------ MATERIAL FOR THIS TASK
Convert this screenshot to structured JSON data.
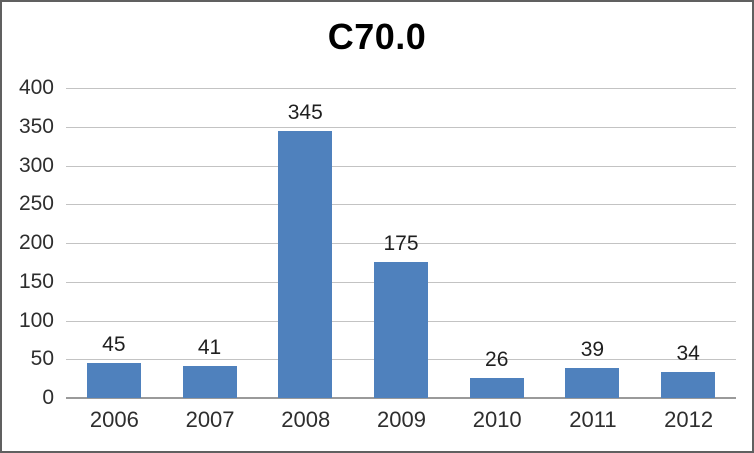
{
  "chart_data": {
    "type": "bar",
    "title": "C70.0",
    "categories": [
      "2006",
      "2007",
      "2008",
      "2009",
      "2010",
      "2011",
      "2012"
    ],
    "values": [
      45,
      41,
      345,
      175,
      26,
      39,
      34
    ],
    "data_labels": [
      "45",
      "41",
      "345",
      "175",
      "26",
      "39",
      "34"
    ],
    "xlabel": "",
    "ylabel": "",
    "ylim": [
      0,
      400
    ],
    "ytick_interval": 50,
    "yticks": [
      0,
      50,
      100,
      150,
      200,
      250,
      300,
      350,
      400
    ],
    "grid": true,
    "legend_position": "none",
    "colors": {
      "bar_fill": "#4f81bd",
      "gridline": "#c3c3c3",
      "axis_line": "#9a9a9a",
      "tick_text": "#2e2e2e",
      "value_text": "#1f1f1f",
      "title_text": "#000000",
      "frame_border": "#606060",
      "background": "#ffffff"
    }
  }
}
------------
**EXERCISE AIM:**
Each record should be quoted exactly, with the images omitted.

**WORKED SOLUTION:**
Convert this screenshot to structured JSON data.
{
  "chart_data": {
    "type": "bar",
    "title": "C70.0",
    "categories": [
      "2006",
      "2007",
      "2008",
      "2009",
      "2010",
      "2011",
      "2012"
    ],
    "values": [
      45,
      41,
      345,
      175,
      26,
      39,
      34
    ],
    "data_labels": [
      "45",
      "41",
      "345",
      "175",
      "26",
      "39",
      "34"
    ],
    "xlabel": "",
    "ylabel": "",
    "ylim": [
      0,
      400
    ],
    "ytick_interval": 50,
    "yticks": [
      0,
      50,
      100,
      150,
      200,
      250,
      300,
      350,
      400
    ],
    "grid": true,
    "legend_position": "none",
    "colors": {
      "bar_fill": "#4f81bd",
      "gridline": "#c3c3c3",
      "axis_line": "#9a9a9a",
      "tick_text": "#2e2e2e",
      "value_text": "#1f1f1f",
      "title_text": "#000000",
      "frame_border": "#606060",
      "background": "#ffffff"
    }
  }
}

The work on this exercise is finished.